Input data START

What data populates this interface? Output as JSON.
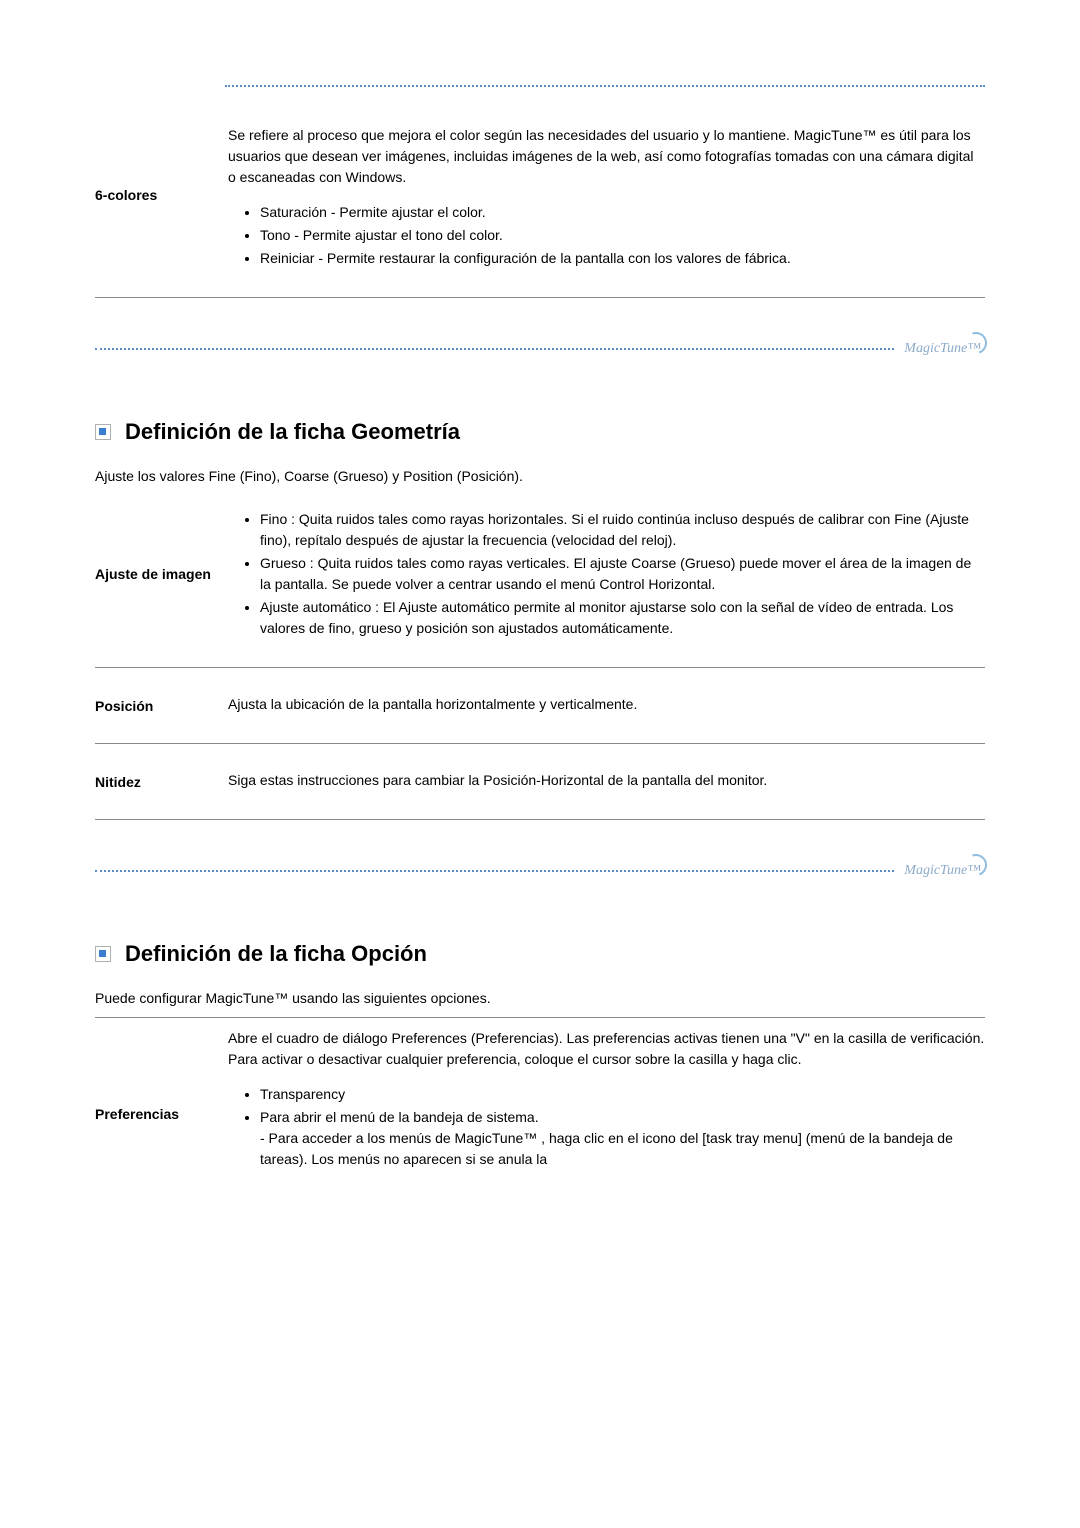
{
  "colors": {
    "dot": "#5b8bc9",
    "rule": "#888888",
    "icon_square": "#3a7ecf",
    "logo_text": "#8aa9c9",
    "logo_arc": "#8fbde0"
  },
  "logo_text": "MagicTune™",
  "top_row": {
    "label": "6-colores",
    "intro": "Se refiere al proceso que mejora el color según las necesidades del usuario y lo mantiene. MagicTune™ es útil para los usuarios que desean ver imágenes, incluidas imágenes de la web, así como fotografías tomadas con una cámara digital o escaneadas con Windows.",
    "bullets": [
      "Saturación - Permite ajustar el color.",
      "Tono - Permite ajustar el tono del color.",
      "Reiniciar - Permite restaurar la configuración de la pantalla con los valores de fábrica."
    ]
  },
  "section_geom": {
    "title": "Definición de la ficha Geometría",
    "sub": "Ajuste los valores Fine (Fino), Coarse (Grueso) y Position (Posición).",
    "rows": [
      {
        "label": "Ajuste de imagen",
        "bullets": [
          "Fino : Quita ruidos tales como rayas horizontales. Si el ruido continúa incluso después de calibrar con Fine (Ajuste fino), repítalo después de ajustar la frecuencia (velocidad del reloj).",
          "Grueso : Quita ruidos tales como rayas verticales. El ajuste Coarse (Grueso) puede mover el área de la imagen de la pantalla. Se puede volver a centrar usando el menú Control Horizontal.",
          "Ajuste automático : El Ajuste automático permite al monitor ajustarse solo con la señal de vídeo de entrada. Los valores de fino, grueso y posición son ajustados automáticamente."
        ]
      },
      {
        "label": "Posición",
        "text": "Ajusta la ubicación de la pantalla horizontalmente y verticalmente."
      },
      {
        "label": "Nitidez",
        "text": "Siga estas instrucciones para cambiar la Posición-Horizontal de la pantalla del monitor."
      }
    ]
  },
  "section_option": {
    "title": "Definición de la ficha Opción",
    "sub": "Puede configurar MagicTune™ usando las siguientes opciones.",
    "prefs": {
      "label": "Preferencias",
      "intro": "Abre el cuadro de diálogo Preferences (Preferencias). Las preferencias activas tienen una \"V\" en la casilla de verificación. Para activar o desactivar cualquier preferencia, coloque el cursor sobre la casilla y haga clic.",
      "bullets": [
        "Transparency",
        "Para abrir el menú de la bandeja de sistema."
      ],
      "sub_note": "- Para acceder a los menús de MagicTune™ , haga clic en el icono del [task tray menu] (menú de la bandeja de tareas). Los menús no aparecen si se anula la"
    }
  }
}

Input data END

Your goal:
Read through the entries, then copy every line where the string "tales" is found.

Written response:
          "Fino : Quita ruidos tales como rayas horizontales. Si el ruido continúa incluso después de calibrar con Fine (Ajuste fino), repítalo después de ajustar la frecuencia (velocidad del reloj).",
          "Grueso : Quita ruidos tales como rayas verticales. El ajuste Coarse (Grueso) puede mover el área de la imagen de la pantalla. Se puede volver a centrar usando el menú Control Horizontal.",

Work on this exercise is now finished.